#### [INSTRUCTION]
Identify the lines that contain the word "recommendations" and copy each one.

○ ○ ○ ○ ○

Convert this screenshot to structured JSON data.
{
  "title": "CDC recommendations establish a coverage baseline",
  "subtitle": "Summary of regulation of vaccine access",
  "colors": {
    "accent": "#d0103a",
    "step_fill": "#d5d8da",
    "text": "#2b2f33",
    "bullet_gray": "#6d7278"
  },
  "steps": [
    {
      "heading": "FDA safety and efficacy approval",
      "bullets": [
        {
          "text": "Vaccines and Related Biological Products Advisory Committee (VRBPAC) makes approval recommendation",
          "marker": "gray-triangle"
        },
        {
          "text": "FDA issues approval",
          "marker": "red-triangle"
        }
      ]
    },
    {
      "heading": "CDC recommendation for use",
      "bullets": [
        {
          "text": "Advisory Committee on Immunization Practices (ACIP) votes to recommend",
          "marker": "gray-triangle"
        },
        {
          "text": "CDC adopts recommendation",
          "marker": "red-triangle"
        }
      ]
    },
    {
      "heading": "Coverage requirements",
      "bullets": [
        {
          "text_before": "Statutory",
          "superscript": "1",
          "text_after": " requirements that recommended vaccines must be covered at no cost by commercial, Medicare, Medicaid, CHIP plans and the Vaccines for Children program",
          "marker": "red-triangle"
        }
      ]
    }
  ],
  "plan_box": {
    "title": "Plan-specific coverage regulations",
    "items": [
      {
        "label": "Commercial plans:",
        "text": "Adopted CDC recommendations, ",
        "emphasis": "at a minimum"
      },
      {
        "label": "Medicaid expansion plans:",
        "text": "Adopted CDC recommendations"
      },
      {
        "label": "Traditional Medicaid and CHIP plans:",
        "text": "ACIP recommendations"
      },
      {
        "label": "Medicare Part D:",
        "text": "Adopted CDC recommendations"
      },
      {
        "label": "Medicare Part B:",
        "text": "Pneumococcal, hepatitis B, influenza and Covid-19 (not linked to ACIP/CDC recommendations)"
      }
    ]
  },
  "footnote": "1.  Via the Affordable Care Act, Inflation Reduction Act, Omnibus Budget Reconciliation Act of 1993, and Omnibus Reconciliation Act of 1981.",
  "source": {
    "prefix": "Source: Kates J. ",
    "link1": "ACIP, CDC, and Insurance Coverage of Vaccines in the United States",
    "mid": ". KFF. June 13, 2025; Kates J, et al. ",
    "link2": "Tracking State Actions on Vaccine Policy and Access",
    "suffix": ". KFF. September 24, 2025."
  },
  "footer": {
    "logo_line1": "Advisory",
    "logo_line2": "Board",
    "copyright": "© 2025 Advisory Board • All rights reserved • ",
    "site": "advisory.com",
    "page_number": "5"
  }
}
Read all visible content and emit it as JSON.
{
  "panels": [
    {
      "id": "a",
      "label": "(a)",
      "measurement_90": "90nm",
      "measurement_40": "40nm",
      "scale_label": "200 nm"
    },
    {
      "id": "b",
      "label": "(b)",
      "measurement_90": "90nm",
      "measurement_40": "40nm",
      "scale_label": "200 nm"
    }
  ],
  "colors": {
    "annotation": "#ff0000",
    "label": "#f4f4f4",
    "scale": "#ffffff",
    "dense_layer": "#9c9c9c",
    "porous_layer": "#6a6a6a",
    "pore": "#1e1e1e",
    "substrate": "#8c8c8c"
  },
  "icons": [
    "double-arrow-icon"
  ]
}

○ ○ ○ ○ ○

#### [CORRECT OUTPUT]
  "title": "CDC recommendations establish a coverage baseline",
        "text": "Adopted CDC recommendations, ",
        "text": "Adopted CDC recommendations"
        "text": "ACIP recommendations"
        "text": "Adopted CDC recommendations"
        "text": "Pneumococcal, hepatitis B, influenza and Covid-19 (not linked to ACIP/CDC recommendations)"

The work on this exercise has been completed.